»»
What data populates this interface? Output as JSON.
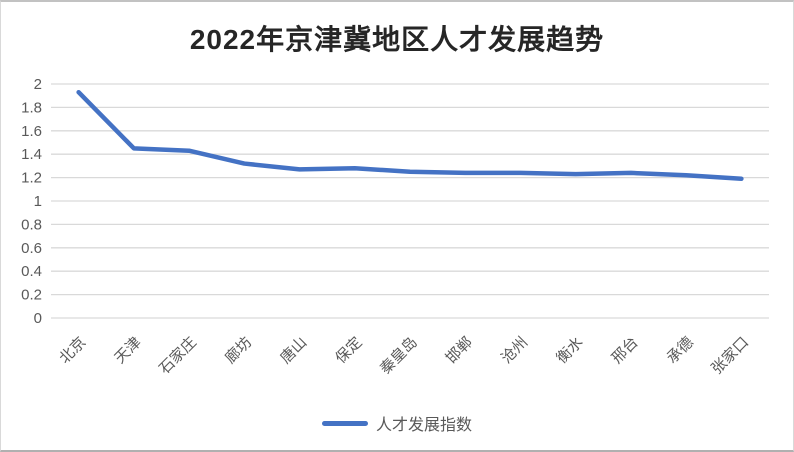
{
  "frame": {
    "background": "#ffffff",
    "border_color": "#d9d9d9"
  },
  "chart_data": {
    "type": "line",
    "title": "2022年京津冀地区人才发展趋势",
    "categories": [
      "北京",
      "天津",
      "石家庄",
      "廊坊",
      "唐山",
      "保定",
      "秦皇岛",
      "邯郸",
      "沧州",
      "衡水",
      "邢台",
      "承德",
      "张家口"
    ],
    "series": [
      {
        "name": "人才发展指数",
        "color": "#4472C4",
        "values": [
          1.93,
          1.45,
          1.43,
          1.32,
          1.27,
          1.28,
          1.25,
          1.24,
          1.24,
          1.23,
          1.24,
          1.22,
          1.19
        ]
      }
    ],
    "xlabel": "",
    "ylabel": "",
    "ylim": [
      0,
      2
    ],
    "ytick_labels": [
      "2",
      "1.8",
      "1.6",
      "1.4",
      "1.2",
      "1",
      "0.8",
      "0.6",
      "0.4",
      "0.2",
      "0"
    ],
    "grid": true,
    "gridline_color": "#d9d9d9",
    "tick_label_color": "#595959",
    "title_color": "#262626",
    "legend_position": "bottom",
    "x_label_rotation_deg": 45
  }
}
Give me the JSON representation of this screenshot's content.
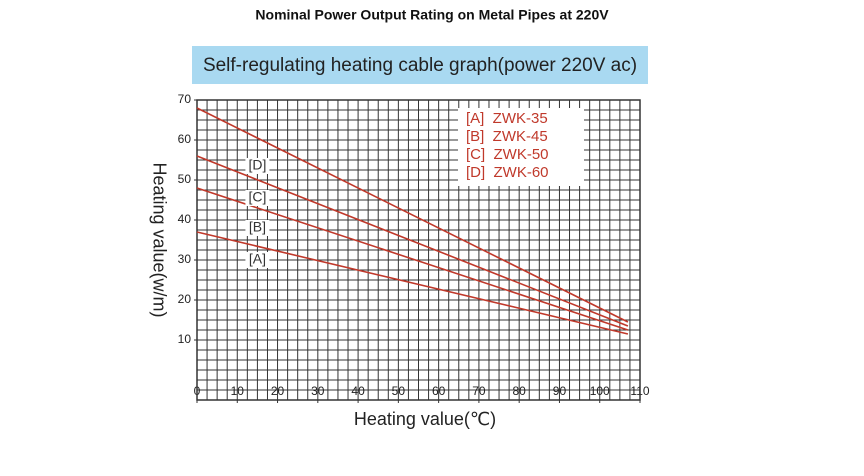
{
  "chart_data": {
    "type": "line",
    "title": "Nominal Power Output Rating on Metal Pipes at 220V",
    "subtitle": "Self-regulating heating cable graph(power 220V ac)",
    "x_label": "Heating value(℃)",
    "y_label": "Heating value(w/m)",
    "x": [
      0,
      107
    ],
    "series": [
      {
        "name": "[A]  ZWK-35",
        "color": "#c0392b",
        "values": [
          37,
          11.5
        ]
      },
      {
        "name": "[B]  ZWK-45",
        "color": "#c0392b",
        "values": [
          48,
          12.5
        ]
      },
      {
        "name": "[C]  ZWK-50",
        "color": "#c0392b",
        "values": [
          56,
          13.5
        ]
      },
      {
        "name": "[D]  ZWK-60",
        "color": "#c0392b",
        "values": [
          68,
          14.5
        ]
      }
    ],
    "annotations": [
      {
        "text": "[D]",
        "x": 15,
        "y": 53.5
      },
      {
        "text": "[C]",
        "x": 15,
        "y": 45.5
      },
      {
        "text": "[B]",
        "x": 15,
        "y": 38
      },
      {
        "text": "[A]",
        "x": 15,
        "y": 30
      }
    ],
    "xlim": [
      0,
      110
    ],
    "ylim": [
      -5,
      70
    ],
    "xticks": [
      0,
      10,
      20,
      30,
      40,
      50,
      60,
      70,
      80,
      90,
      100,
      110
    ],
    "yticks": [
      10,
      20,
      30,
      40,
      50,
      60,
      70
    ],
    "grid": true,
    "legend": "upper right"
  }
}
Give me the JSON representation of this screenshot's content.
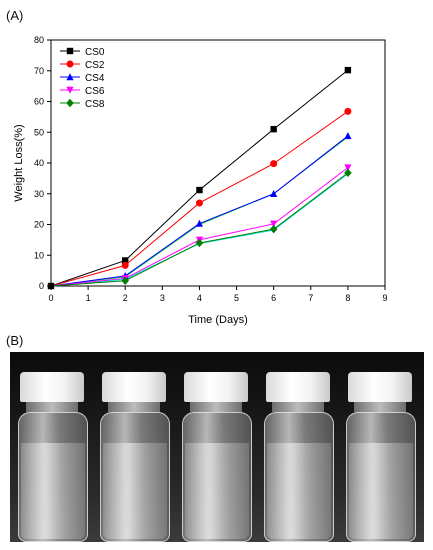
{
  "panel_a_label": "(A)",
  "panel_b_label": "(B)",
  "chart_data": {
    "type": "line",
    "title": "",
    "xlabel": "Time (Days)",
    "ylabel": "Weight Loss(%)",
    "xlim": [
      0,
      9
    ],
    "ylim": [
      0,
      80
    ],
    "xticks": [
      0,
      1,
      2,
      3,
      4,
      5,
      6,
      7,
      8,
      9
    ],
    "yticks": [
      0,
      10,
      20,
      30,
      40,
      50,
      60,
      70,
      80
    ],
    "grid": false,
    "legend_position": "top-left",
    "x": [
      0,
      2,
      4,
      6,
      8
    ],
    "series": [
      {
        "name": "CS0",
        "color": "#000000",
        "marker": "square",
        "values": [
          0,
          8.3,
          31.2,
          51,
          70.2
        ]
      },
      {
        "name": "CS2",
        "color": "#ff0000",
        "marker": "circle",
        "values": [
          0,
          6.7,
          27,
          39.8,
          56.8
        ]
      },
      {
        "name": "CS4",
        "color": "#0000ff",
        "marker": "triangle-up",
        "values": [
          0,
          3.3,
          20.3,
          30,
          48.8
        ]
      },
      {
        "name": "CS6",
        "color": "#ff00ff",
        "marker": "triangle-down",
        "values": [
          0,
          2.5,
          15,
          20.2,
          38.5
        ]
      },
      {
        "name": "CS8",
        "color": "#008000",
        "marker": "diamond",
        "values": [
          0,
          1.7,
          14,
          18.5,
          36.8
        ]
      }
    ],
    "extra_lines": [
      {
        "color": "#00e0e0",
        "values": [
          0,
          2.2,
          13.8,
          18.2,
          36.5
        ]
      },
      {
        "color": "#22cc44",
        "values": [
          0,
          3.0,
          20,
          30,
          48.5
        ]
      }
    ]
  },
  "photo": {
    "bottle_count": 5
  }
}
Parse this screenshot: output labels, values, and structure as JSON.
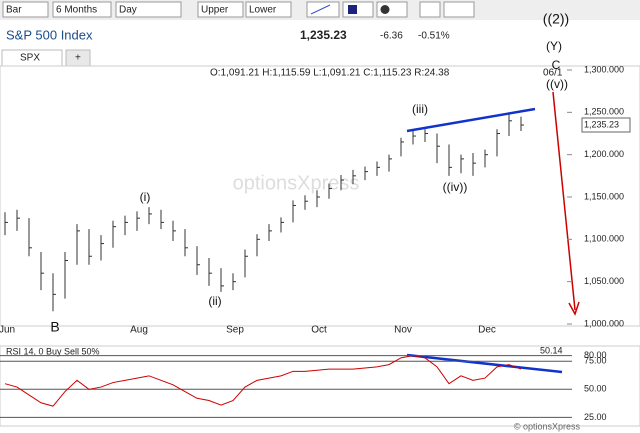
{
  "toolbar": {
    "dropdowns": [
      "Bar",
      "6 Months",
      "Day",
      "Upper",
      "Lower"
    ]
  },
  "header": {
    "title": "S&P 500 Index",
    "last": "1,235.23",
    "change": "-6.36",
    "change_pct": "-0.51%",
    "tab": "SPX",
    "tab_add": "+"
  },
  "watermark": "optionsXpress",
  "footer": "© optionsXpress",
  "chart_data": [
    {
      "type": "ohlc",
      "info": "O:1,091.21 H:1,115.59 L:1,091.21 C:1,115.23 R:24.38",
      "date_label": "06/1",
      "color": "#333333",
      "categories": [
        "Jun",
        null,
        null,
        null,
        null,
        null,
        null,
        null,
        null,
        null,
        null,
        "Aug",
        null,
        null,
        null,
        null,
        null,
        null,
        null,
        "Sep",
        null,
        null,
        null,
        null,
        null,
        null,
        "Oct",
        null,
        null,
        null,
        null,
        null,
        null,
        "Nov",
        null,
        null,
        null,
        null,
        null,
        null,
        "Dec",
        null,
        null,
        null
      ],
      "high": [
        1132,
        1135,
        1125,
        1085,
        1060,
        1085,
        1118,
        1112,
        1105,
        1122,
        1128,
        1133,
        1138,
        1135,
        1122,
        1112,
        1092,
        1078,
        1066,
        1060,
        1088,
        1106,
        1118,
        1126,
        1146,
        1152,
        1158,
        1166,
        1176,
        1182,
        1186,
        1192,
        1200,
        1220,
        1228,
        1230,
        1225,
        1212,
        1200,
        1202,
        1206,
        1230,
        1248,
        1245
      ],
      "low": [
        1105,
        1110,
        1080,
        1040,
        1015,
        1030,
        1070,
        1070,
        1075,
        1090,
        1105,
        1110,
        1118,
        1112,
        1098,
        1080,
        1058,
        1045,
        1038,
        1040,
        1055,
        1080,
        1098,
        1108,
        1120,
        1135,
        1138,
        1148,
        1158,
        1165,
        1170,
        1175,
        1180,
        1198,
        1212,
        1215,
        1190,
        1175,
        1178,
        1175,
        1185,
        1198,
        1222,
        1228
      ],
      "close": [
        1120,
        1125,
        1090,
        1060,
        1035,
        1075,
        1110,
        1080,
        1095,
        1115,
        1120,
        1125,
        1130,
        1120,
        1110,
        1090,
        1070,
        1060,
        1045,
        1050,
        1080,
        1100,
        1110,
        1120,
        1140,
        1145,
        1150,
        1160,
        1170,
        1175,
        1180,
        1185,
        1195,
        1215,
        1222,
        1225,
        1210,
        1185,
        1195,
        1190,
        1200,
        1225,
        1240,
        1235
      ],
      "ylim": [
        1000,
        1300
      ],
      "yticks": [
        {
          "value": 1000,
          "label": "1,000.000"
        },
        {
          "value": 1050,
          "label": "1,050.000"
        },
        {
          "value": 1100,
          "label": "1,100.000"
        },
        {
          "value": 1150,
          "label": "1,150.000"
        },
        {
          "value": 1200,
          "label": "1,200.000"
        },
        {
          "value": 1250,
          "label": "1,250.000"
        },
        {
          "value": 1300,
          "label": "1,300.000"
        }
      ],
      "annotations": [
        "((2))",
        "(Y)",
        "C",
        "((v))",
        "(i)",
        "(ii)",
        "(iii)",
        "((iv))",
        "B"
      ]
    },
    {
      "type": "line",
      "title": "RSI 14, 0 Buy Sell 50%",
      "last_label": "50.14",
      "color": "#cc0000",
      "values": [
        55,
        52,
        45,
        38,
        35,
        48,
        58,
        50,
        52,
        56,
        58,
        60,
        62,
        58,
        54,
        48,
        42,
        40,
        36,
        40,
        52,
        58,
        60,
        62,
        66,
        66,
        67,
        68,
        68,
        68,
        69,
        70,
        72,
        78,
        80,
        78,
        70,
        55,
        62,
        58,
        60,
        70,
        72,
        68
      ],
      "ylim": [
        20,
        85
      ],
      "yticks": [
        {
          "value": 80,
          "label": "80.00"
        },
        {
          "value": 75,
          "label": "75.00"
        },
        {
          "value": 50,
          "label": "50.00"
        },
        {
          "value": 25,
          "label": "25.00"
        }
      ]
    }
  ]
}
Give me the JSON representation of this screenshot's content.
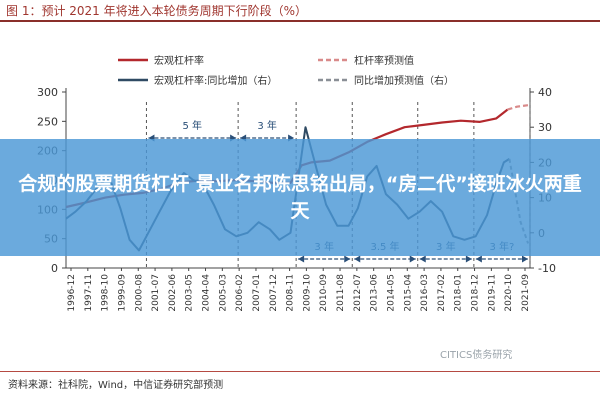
««
▸ **REQUIRED WORK**
Pull every line containing "optionsXpress" out of the records.

▸ **SOLUTION TO THIS PROBLEM**
  "watermark": "optionsXpress",
  "footer": "© optionsXpress",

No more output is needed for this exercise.